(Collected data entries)
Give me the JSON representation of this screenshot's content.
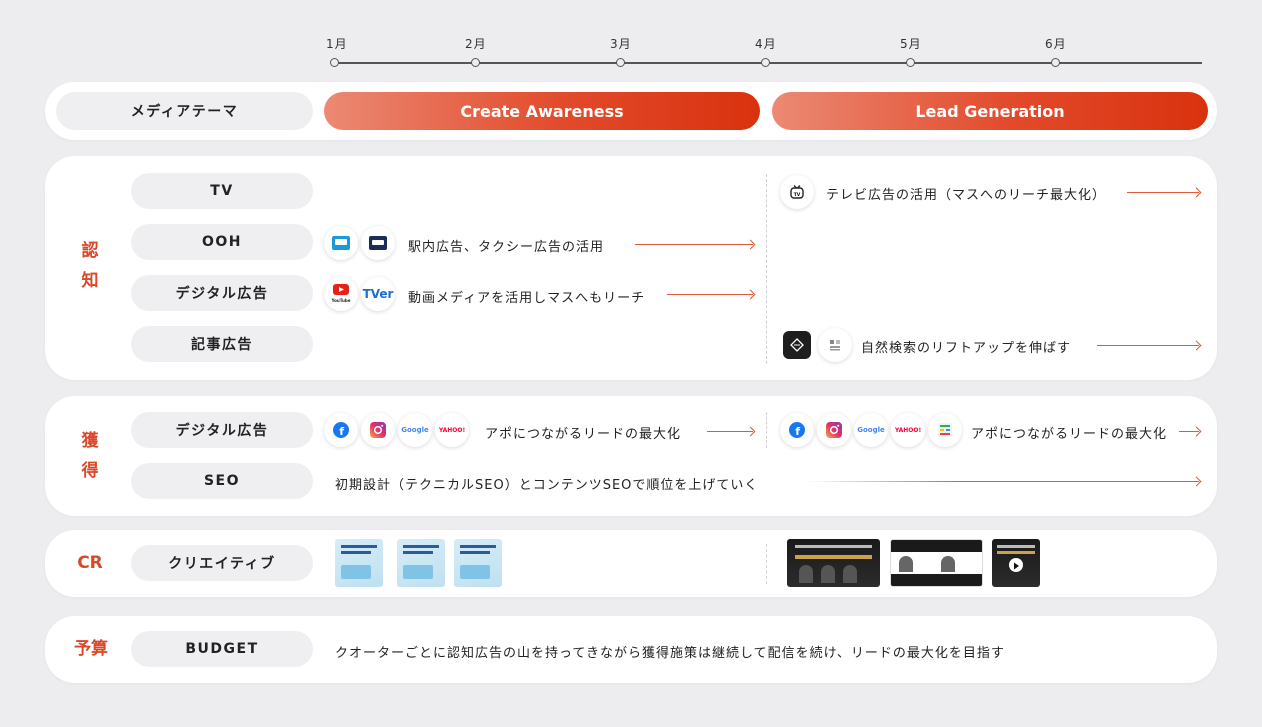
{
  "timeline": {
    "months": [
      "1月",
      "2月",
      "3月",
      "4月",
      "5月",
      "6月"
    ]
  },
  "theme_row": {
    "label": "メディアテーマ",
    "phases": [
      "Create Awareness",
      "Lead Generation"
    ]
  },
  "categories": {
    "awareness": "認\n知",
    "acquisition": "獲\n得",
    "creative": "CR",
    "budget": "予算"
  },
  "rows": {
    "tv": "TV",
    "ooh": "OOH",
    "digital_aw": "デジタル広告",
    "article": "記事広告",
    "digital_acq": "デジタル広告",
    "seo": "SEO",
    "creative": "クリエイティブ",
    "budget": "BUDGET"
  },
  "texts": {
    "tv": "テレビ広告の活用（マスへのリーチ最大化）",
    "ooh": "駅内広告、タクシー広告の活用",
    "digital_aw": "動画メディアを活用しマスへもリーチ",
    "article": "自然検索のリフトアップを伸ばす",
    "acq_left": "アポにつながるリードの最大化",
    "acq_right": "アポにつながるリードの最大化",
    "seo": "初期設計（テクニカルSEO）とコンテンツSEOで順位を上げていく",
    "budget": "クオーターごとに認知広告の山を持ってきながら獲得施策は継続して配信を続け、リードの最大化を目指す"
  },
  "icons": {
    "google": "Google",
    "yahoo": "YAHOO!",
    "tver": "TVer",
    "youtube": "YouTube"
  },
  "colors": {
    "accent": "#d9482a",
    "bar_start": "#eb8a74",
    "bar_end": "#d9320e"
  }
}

(Exercise task): Copy each line of the records above that carries the word "article".

(Complete response):
    "article": "記事広告",
    "article": "自然検索のリフトアップを伸ばす",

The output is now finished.